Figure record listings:

* * * *

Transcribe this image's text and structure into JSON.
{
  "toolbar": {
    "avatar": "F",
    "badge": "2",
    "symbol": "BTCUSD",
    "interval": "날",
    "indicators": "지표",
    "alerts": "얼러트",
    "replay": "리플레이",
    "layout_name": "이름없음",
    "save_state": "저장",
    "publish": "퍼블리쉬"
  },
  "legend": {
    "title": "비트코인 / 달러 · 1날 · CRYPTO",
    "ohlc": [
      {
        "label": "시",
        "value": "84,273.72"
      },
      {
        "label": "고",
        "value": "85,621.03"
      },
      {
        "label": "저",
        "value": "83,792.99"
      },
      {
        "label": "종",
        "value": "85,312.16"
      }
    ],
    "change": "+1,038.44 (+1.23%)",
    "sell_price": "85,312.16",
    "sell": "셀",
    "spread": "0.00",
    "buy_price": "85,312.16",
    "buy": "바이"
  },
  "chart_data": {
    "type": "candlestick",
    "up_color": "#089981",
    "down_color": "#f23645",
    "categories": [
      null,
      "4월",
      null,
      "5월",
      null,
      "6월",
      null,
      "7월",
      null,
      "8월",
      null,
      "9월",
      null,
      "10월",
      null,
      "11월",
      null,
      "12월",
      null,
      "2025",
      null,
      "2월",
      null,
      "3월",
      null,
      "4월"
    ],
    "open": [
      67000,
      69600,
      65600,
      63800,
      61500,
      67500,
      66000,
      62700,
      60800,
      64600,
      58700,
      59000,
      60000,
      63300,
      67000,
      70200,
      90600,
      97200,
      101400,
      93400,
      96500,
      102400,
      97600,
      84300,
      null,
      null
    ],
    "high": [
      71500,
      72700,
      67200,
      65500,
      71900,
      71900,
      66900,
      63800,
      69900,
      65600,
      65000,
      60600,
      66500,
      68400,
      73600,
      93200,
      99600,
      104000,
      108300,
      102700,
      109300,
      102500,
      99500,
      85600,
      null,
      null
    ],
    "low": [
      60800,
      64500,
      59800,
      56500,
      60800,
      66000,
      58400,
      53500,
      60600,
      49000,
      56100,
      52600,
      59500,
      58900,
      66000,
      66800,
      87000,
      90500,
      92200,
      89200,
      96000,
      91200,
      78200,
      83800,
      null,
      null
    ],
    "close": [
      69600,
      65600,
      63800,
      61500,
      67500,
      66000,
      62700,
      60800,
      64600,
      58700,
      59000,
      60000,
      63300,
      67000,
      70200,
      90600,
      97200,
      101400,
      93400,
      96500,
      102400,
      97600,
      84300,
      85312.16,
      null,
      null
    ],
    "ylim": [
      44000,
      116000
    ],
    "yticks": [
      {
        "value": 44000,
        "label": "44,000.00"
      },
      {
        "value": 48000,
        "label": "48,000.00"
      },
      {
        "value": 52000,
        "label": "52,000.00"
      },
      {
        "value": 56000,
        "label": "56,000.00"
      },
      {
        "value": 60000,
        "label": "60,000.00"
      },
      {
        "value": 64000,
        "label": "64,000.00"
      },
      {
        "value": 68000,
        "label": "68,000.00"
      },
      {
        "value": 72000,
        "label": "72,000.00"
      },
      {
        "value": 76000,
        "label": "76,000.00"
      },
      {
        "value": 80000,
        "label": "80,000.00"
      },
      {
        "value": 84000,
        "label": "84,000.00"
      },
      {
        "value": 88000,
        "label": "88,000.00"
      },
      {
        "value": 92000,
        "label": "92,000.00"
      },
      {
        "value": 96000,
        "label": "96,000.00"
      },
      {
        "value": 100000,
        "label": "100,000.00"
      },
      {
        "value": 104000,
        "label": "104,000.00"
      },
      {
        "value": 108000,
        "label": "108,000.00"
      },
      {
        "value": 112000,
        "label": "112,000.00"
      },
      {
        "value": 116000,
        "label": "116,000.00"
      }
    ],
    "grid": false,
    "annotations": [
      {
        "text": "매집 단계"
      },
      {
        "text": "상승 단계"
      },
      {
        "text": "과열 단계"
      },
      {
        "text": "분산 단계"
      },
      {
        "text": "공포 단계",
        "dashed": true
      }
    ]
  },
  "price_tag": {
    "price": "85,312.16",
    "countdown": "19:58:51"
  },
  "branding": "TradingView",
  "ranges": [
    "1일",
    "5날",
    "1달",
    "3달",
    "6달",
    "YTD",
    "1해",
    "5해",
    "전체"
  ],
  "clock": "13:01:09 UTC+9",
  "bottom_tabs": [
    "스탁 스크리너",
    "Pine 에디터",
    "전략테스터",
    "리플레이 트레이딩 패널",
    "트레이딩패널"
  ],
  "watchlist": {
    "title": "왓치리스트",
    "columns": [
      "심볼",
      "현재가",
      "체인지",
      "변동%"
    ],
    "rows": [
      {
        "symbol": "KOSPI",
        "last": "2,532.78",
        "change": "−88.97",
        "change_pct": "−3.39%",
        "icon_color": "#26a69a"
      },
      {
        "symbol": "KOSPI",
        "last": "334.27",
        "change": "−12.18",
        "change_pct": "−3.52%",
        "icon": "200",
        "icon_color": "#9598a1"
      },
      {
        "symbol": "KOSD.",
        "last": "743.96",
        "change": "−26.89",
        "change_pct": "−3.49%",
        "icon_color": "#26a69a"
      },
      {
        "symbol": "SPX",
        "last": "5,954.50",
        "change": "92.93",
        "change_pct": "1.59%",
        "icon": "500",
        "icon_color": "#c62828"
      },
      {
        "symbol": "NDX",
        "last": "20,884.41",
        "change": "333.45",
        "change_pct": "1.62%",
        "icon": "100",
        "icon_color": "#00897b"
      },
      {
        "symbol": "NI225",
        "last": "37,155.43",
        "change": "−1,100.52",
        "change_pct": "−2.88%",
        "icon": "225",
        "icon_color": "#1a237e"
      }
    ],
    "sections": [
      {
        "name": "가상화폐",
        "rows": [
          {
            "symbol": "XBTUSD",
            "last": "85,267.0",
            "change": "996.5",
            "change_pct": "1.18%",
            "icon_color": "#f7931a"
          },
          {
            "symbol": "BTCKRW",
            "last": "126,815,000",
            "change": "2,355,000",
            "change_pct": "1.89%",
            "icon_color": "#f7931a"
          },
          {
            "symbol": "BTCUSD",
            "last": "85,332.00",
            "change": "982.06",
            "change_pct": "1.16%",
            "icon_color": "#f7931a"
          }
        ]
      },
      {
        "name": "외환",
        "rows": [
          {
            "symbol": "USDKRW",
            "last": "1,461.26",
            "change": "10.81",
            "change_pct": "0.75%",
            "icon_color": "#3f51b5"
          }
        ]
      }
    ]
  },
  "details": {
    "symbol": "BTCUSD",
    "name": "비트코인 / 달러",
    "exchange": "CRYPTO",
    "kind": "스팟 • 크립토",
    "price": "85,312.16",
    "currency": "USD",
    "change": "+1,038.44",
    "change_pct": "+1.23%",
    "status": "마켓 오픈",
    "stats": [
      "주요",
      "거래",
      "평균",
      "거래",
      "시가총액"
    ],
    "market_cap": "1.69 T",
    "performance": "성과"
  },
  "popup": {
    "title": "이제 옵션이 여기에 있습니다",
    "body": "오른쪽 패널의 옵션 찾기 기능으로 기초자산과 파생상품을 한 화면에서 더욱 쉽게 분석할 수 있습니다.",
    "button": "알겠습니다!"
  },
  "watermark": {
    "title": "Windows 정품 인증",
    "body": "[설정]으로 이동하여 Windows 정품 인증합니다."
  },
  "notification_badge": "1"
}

* * * *

### WHAT YOU SHOULD DO
Give a word-for-word copy of the records.

### RESPONSE BELOW
Transcribe this image's text and structure into JSON.
{
  "toolbar": {
    "avatar": "F",
    "badge": "2",
    "symbol": "BTCUSD",
    "interval": "날",
    "indicators": "지표",
    "alerts": "얼러트",
    "replay": "리플레이",
    "layout_name": "이름없음",
    "save_state": "저장",
    "publish": "퍼블리쉬"
  },
  "legend": {
    "title": "비트코인 / 달러 · 1날 · CRYPTO",
    "ohlc": [
      {
        "label": "시",
        "value": "84,273.72"
      },
      {
        "label": "고",
        "value": "85,621.03"
      },
      {
        "label": "저",
        "value": "83,792.99"
      },
      {
        "label": "종",
        "value": "85,312.16"
      }
    ],
    "change": "+1,038.44 (+1.23%)",
    "sell_price": "85,312.16",
    "sell": "셀",
    "spread": "0.00",
    "buy_price": "85,312.16",
    "buy": "바이"
  },
  "chart_data": {
    "type": "candlestick",
    "up_color": "#089981",
    "down_color": "#f23645",
    "categories": [
      null,
      "4월",
      null,
      "5월",
      null,
      "6월",
      null,
      "7월",
      null,
      "8월",
      null,
      "9월",
      null,
      "10월",
      null,
      "11월",
      null,
      "12월",
      null,
      "2025",
      null,
      "2월",
      null,
      "3월",
      null,
      "4월"
    ],
    "open": [
      67000,
      69600,
      65600,
      63800,
      61500,
      67500,
      66000,
      62700,
      60800,
      64600,
      58700,
      59000,
      60000,
      63300,
      67000,
      70200,
      90600,
      97200,
      101400,
      93400,
      96500,
      102400,
      97600,
      84300,
      null,
      null
    ],
    "high": [
      71500,
      72700,
      67200,
      65500,
      71900,
      71900,
      66900,
      63800,
      69900,
      65600,
      65000,
      60600,
      66500,
      68400,
      73600,
      93200,
      99600,
      104000,
      108300,
      102700,
      109300,
      102500,
      99500,
      85600,
      null,
      null
    ],
    "low": [
      60800,
      64500,
      59800,
      56500,
      60800,
      66000,
      58400,
      53500,
      60600,
      49000,
      56100,
      52600,
      59500,
      58900,
      66000,
      66800,
      87000,
      90500,
      92200,
      89200,
      96000,
      91200,
      78200,
      83800,
      null,
      null
    ],
    "close": [
      69600,
      65600,
      63800,
      61500,
      67500,
      66000,
      62700,
      60800,
      64600,
      58700,
      59000,
      60000,
      63300,
      67000,
      70200,
      90600,
      97200,
      101400,
      93400,
      96500,
      102400,
      97600,
      84300,
      85312.16,
      null,
      null
    ],
    "ylim": [
      44000,
      116000
    ],
    "yticks": [
      {
        "value": 44000,
        "label": "44,000.00"
      },
      {
        "value": 48000,
        "label": "48,000.00"
      },
      {
        "value": 52000,
        "label": "52,000.00"
      },
      {
        "value": 56000,
        "label": "56,000.00"
      },
      {
        "value": 60000,
        "label": "60,000.00"
      },
      {
        "value": 64000,
        "label": "64,000.00"
      },
      {
        "value": 68000,
        "label": "68,000.00"
      },
      {
        "value": 72000,
        "label": "72,000.00"
      },
      {
        "value": 76000,
        "label": "76,000.00"
      },
      {
        "value": 80000,
        "label": "80,000.00"
      },
      {
        "value": 84000,
        "label": "84,000.00"
      },
      {
        "value": 88000,
        "label": "88,000.00"
      },
      {
        "value": 92000,
        "label": "92,000.00"
      },
      {
        "value": 96000,
        "label": "96,000.00"
      },
      {
        "value": 100000,
        "label": "100,000.00"
      },
      {
        "value": 104000,
        "label": "104,000.00"
      },
      {
        "value": 108000,
        "label": "108,000.00"
      },
      {
        "value": 112000,
        "label": "112,000.00"
      },
      {
        "value": 116000,
        "label": "116,000.00"
      }
    ],
    "grid": false,
    "annotations": [
      {
        "text": "매집 단계"
      },
      {
        "text": "상승 단계"
      },
      {
        "text": "과열 단계"
      },
      {
        "text": "분산 단계"
      },
      {
        "text": "공포 단계",
        "dashed": true
      }
    ]
  },
  "price_tag": {
    "price": "85,312.16",
    "countdown": "19:58:51"
  },
  "branding": "TradingView",
  "ranges": [
    "1일",
    "5날",
    "1달",
    "3달",
    "6달",
    "YTD",
    "1해",
    "5해",
    "전체"
  ],
  "clock": "13:01:09 UTC+9",
  "bottom_tabs": [
    "스탁 스크리너",
    "Pine 에디터",
    "전략테스터",
    "리플레이 트레이딩 패널",
    "트레이딩패널"
  ],
  "watchlist": {
    "title": "왓치리스트",
    "columns": [
      "심볼",
      "현재가",
      "체인지",
      "변동%"
    ],
    "rows": [
      {
        "symbol": "KOSPI",
        "last": "2,532.78",
        "change": "−88.97",
        "change_pct": "−3.39%",
        "icon_color": "#26a69a"
      },
      {
        "symbol": "KOSPI",
        "last": "334.27",
        "change": "−12.18",
        "change_pct": "−3.52%",
        "icon": "200",
        "icon_color": "#9598a1"
      },
      {
        "symbol": "KOSD.",
        "last": "743.96",
        "change": "−26.89",
        "change_pct": "−3.49%",
        "icon_color": "#26a69a"
      },
      {
        "symbol": "SPX",
        "last": "5,954.50",
        "change": "92.93",
        "change_pct": "1.59%",
        "icon": "500",
        "icon_color": "#c62828"
      },
      {
        "symbol": "NDX",
        "last": "20,884.41",
        "change": "333.45",
        "change_pct": "1.62%",
        "icon": "100",
        "icon_color": "#00897b"
      },
      {
        "symbol": "NI225",
        "last": "37,155.43",
        "change": "−1,100.52",
        "change_pct": "−2.88%",
        "icon": "225",
        "icon_color": "#1a237e"
      }
    ],
    "sections": [
      {
        "name": "가상화폐",
        "rows": [
          {
            "symbol": "XBTUSD",
            "last": "85,267.0",
            "change": "996.5",
            "change_pct": "1.18%",
            "icon_color": "#f7931a"
          },
          {
            "symbol": "BTCKRW",
            "last": "126,815,000",
            "change": "2,355,000",
            "change_pct": "1.89%",
            "icon_color": "#f7931a"
          },
          {
            "symbol": "BTCUSD",
            "last": "85,332.00",
            "change": "982.06",
            "change_pct": "1.16%",
            "icon_color": "#f7931a"
          }
        ]
      },
      {
        "name": "외환",
        "rows": [
          {
            "symbol": "USDKRW",
            "last": "1,461.26",
            "change": "10.81",
            "change_pct": "0.75%",
            "icon_color": "#3f51b5"
          }
        ]
      }
    ]
  },
  "details": {
    "symbol": "BTCUSD",
    "name": "비트코인 / 달러",
    "exchange": "CRYPTO",
    "kind": "스팟 • 크립토",
    "price": "85,312.16",
    "currency": "USD",
    "change": "+1,038.44",
    "change_pct": "+1.23%",
    "status": "마켓 오픈",
    "stats": [
      "주요",
      "거래",
      "평균",
      "거래",
      "시가총액"
    ],
    "market_cap": "1.69 T",
    "performance": "성과"
  },
  "popup": {
    "title": "이제 옵션이 여기에 있습니다",
    "body": "오른쪽 패널의 옵션 찾기 기능으로 기초자산과 파생상품을 한 화면에서 더욱 쉽게 분석할 수 있습니다.",
    "button": "알겠습니다!"
  },
  "watermark": {
    "title": "Windows 정품 인증",
    "body": "[설정]으로 이동하여 Windows 정품 인증합니다."
  },
  "notification_badge": "1"
}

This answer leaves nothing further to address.